- **CONSEGNA**:
Ricopia per favore dal testo su Ezio Bosso tutto ciò che va da "All4TheGreen week in" giù fino a "cori di voci.", senza cambiare nulla.

- **TESTO DEL DOCUMENTO**:
╔══

Sconosciuto ai più, Ezio Bosso è il classico Nemo propheta in patria. Non che il riconoscimento in Italia mancasse prima della celebre esibizione al Festival di Sanremo, ma certo non era un fenomeno di massa come altri suoi colleghi. Di certo vergognose sono le insinuazioni circa il successo legato alla malattia del Maestro: nulla ha a che vedere con il suo successo (per altro già inoltrato) e di cui mi rifiuto di parlare in questo articolo.

Ezio Bosso è un pianista, compositore e direttore d’orchestra dal curriculum stellare, con riconoscimenti che vanno dal Green Room Award australiano al Syracuse New York Award degli Stati Uniti. Ancora più significative sono le sue collaborazioni con orchestre di mezzo mondo, dalla London Symphony Orchestra, alla Filarmonica del Regio di Torino e l’Orchestra dell’Accademia della Scala di Milano.

Guai a ingabbiarlo in una definizione, Ezio Bosso è un musicista completo e per tale vuole essere trattato. Nei suoi concerti esegue indistintamente autori di musica classica e contemporanea, oltre che se stesso. Ezio Bosso non è solo un profondo conoscitore della musica, è una mente aperta, un artista spugnoso pronto ad incontrare il nuovo e ad accoglierlo come può solo chi ha personalità e fermezza d’animo. 

Ezio Bosso

All4TheGreen week in Bologna for the G7 Environment.
Photo Credit: Max Thabiso Edkins

Il linguaggio musicale di Ezio Bosso può sembrare semplice, molto facile può risultare accostarlo ad altri colleghi quali Giovanni Allevi e Ludovico Einaudi, i cosiddetti minimalisti o neoclassici. Ma Bosso è di un’altra razza, la linearità del suo pensiero melodico è l’espressione di un metodo compositivo ragionato in senso spaziale e temporale, di cui vi è un tratto tipico che spicca rispetto al resto: quello che definirei un crescendo bossiano. Uno spazio e un’intensità sonora che si espandono pian piano fino a raggiungere la massima espressione concettuale, una sorta di riflessione introversa che rende la forma superflua e il risultato massimo. Un esempio è il brano “Split, Postcards from Far Away The Tea Room” all’album “12th Room”, nel quale fa anche uso di elettronica e cori di voci.

╚══

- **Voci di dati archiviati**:
╔══

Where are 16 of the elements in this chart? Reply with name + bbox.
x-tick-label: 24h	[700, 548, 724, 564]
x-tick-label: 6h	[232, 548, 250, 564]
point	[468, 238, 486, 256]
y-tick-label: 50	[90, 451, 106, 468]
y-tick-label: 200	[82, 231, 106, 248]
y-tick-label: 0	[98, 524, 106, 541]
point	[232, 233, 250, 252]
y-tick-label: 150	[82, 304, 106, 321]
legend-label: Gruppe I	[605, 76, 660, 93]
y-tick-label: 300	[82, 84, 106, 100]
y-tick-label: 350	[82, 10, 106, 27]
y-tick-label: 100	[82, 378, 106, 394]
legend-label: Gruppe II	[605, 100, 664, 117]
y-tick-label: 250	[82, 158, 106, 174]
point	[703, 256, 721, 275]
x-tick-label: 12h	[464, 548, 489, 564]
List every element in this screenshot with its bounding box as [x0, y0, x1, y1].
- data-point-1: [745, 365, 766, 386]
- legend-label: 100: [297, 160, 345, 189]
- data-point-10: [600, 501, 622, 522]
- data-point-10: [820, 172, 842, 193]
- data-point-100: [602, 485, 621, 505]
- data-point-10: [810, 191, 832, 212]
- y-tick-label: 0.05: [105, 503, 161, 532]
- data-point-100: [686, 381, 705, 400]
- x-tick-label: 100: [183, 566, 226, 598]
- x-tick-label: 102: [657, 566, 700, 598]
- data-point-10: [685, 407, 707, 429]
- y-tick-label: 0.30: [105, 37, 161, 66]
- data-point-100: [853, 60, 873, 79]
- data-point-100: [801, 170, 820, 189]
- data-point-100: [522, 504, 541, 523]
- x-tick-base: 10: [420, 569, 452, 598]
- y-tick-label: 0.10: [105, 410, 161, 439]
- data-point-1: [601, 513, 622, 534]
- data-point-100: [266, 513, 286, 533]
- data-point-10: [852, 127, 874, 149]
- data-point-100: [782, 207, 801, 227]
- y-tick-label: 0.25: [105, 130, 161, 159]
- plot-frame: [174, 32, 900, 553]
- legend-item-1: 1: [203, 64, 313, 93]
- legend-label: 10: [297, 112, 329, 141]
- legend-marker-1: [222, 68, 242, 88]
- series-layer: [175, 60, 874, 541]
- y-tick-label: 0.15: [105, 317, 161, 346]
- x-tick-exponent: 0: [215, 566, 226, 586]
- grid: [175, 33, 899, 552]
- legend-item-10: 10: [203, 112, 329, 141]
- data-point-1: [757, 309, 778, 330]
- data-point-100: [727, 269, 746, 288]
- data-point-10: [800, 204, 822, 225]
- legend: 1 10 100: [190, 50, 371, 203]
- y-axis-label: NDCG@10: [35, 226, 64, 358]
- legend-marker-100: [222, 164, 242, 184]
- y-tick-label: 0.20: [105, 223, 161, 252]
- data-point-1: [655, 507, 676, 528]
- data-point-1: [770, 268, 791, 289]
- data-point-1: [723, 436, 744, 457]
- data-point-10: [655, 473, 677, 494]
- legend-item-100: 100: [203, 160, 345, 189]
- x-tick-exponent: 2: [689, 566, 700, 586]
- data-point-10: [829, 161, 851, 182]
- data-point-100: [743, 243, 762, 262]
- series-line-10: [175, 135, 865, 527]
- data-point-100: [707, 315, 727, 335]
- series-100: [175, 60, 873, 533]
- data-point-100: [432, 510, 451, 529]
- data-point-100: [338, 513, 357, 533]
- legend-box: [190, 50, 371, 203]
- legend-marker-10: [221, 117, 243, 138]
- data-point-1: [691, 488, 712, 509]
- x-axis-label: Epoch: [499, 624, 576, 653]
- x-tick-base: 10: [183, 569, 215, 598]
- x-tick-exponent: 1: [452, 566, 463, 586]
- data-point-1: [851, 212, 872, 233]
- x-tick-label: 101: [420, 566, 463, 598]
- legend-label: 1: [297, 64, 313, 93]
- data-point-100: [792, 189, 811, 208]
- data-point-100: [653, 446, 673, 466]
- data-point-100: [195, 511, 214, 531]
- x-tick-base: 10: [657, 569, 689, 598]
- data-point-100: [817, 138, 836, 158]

╚══

- **LA RISPOSTA**:
All4TheGreen week in Bologna for the G7 Environment.
Photo Credit: Max Thabiso Edkins

Il linguaggio musicale di Ezio Bosso può sembrare semplice, molto facile può risultare accostarlo ad altri colleghi quali Giovanni Allevi e Ludovico Einaudi, i cosiddetti minimalisti o neoclassici. Ma Bosso è di un’altra razza, la linearità del suo pensiero melodico è l’espressione di un metodo compositivo ragionato in senso spaziale e temporale, di cui vi è un tratto tipico che spicca rispetto al resto: quello che definirei un crescendo bossiano. Uno spazio e un’intensità sonora che si espandono pian piano fino a raggiungere la massima espressione concettuale, una sorta di riflessione introversa che rende la forma superflua e il risultato massimo. Un esempio è il brano “Split, Postcards from Far Away The Tea Room” all’album “12th Room”, nel quale fa anche uso di elettronica e cori di voci.